## BEGIN

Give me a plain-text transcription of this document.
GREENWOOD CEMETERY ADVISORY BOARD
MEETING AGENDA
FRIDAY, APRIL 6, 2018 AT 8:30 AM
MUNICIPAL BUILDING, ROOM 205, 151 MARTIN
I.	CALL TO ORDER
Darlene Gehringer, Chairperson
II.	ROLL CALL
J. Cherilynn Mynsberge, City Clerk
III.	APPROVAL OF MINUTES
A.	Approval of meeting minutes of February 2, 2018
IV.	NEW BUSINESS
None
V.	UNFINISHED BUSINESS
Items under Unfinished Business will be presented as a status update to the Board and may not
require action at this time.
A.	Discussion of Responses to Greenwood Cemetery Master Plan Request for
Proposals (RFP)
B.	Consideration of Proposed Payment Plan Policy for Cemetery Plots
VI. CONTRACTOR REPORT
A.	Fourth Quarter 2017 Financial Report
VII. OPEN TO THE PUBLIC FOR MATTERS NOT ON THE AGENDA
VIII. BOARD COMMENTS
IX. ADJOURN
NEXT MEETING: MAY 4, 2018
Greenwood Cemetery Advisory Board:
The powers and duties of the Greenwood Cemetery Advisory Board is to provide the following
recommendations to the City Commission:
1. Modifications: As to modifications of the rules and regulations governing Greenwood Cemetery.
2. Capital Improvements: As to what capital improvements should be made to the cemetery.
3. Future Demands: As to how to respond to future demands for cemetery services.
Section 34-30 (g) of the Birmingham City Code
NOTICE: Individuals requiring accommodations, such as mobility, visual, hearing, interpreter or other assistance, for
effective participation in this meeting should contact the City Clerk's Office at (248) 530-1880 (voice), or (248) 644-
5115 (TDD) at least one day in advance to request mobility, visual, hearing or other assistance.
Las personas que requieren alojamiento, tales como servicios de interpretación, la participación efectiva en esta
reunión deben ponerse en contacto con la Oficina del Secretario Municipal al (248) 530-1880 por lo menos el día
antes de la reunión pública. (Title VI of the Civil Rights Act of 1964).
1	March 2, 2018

## END

Exercise objective: Copy the material above verbatim.

Correct response:
Give me a plain-text transcription of this document.
GREENWOOD CEMETERY ADVISORY BOARD
MEETING AGENDA
FRIDAY, APRIL 6, 2018 AT 8:30 AM
MUNICIPAL BUILDING, ROOM 205, 151 MARTIN
I.	CALL TO ORDER
Darlene Gehringer, Chairperson
II.	ROLL CALL
J. Cherilynn Mynsberge, City Clerk
III.	APPROVAL OF MINUTES
A.	Approval of meeting minutes of February 2, 2018
IV.	NEW BUSINESS
None
V.	UNFINISHED BUSINESS
Items under Unfinished Business will be presented as a status update to the Board and may not
require action at this time.
A.	Discussion of Responses to Greenwood Cemetery Master Plan Request for
Proposals (RFP)
B.	Consideration of Proposed Payment Plan Policy for Cemetery Plots
VI. CONTRACTOR REPORT
A.	Fourth Quarter 2017 Financial Report
VII. OPEN TO THE PUBLIC FOR MATTERS NOT ON THE AGENDA
VIII. BOARD COMMENTS
IX. ADJOURN
NEXT MEETING: MAY 4, 2018
Greenwood Cemetery Advisory Board:
The powers and duties of the Greenwood Cemetery Advisory Board is to provide the following
recommendations to the City Commission:
1. Modifications: As to modifications of the rules and regulations governing Greenwood Cemetery.
2. Capital Improvements: As to what capital improvements should be made to the cemetery.
3. Future Demands: As to how to respond to future demands for cemetery services.
Section 34-30 (g) of the Birmingham City Code
NOTICE: Individuals requiring accommodations, such as mobility, visual, hearing, interpreter or other assistance, for
effective participation in this meeting should contact the City Clerk's Office at (248) 530-1880 (voice), or (248) 644-
5115 (TDD) at least one day in advance to request mobility, visual, hearing or other assistance.
Las personas que requieren alojamiento, tales como servicios de interpretación, la participación efectiva en esta
reunión deben ponerse en contacto con la Oficina del Secretario Municipal al (248) 530-1880 por lo menos el día
antes de la reunión pública. (Title VI of the Civil Rights Act of 1964).
1	March 2, 2018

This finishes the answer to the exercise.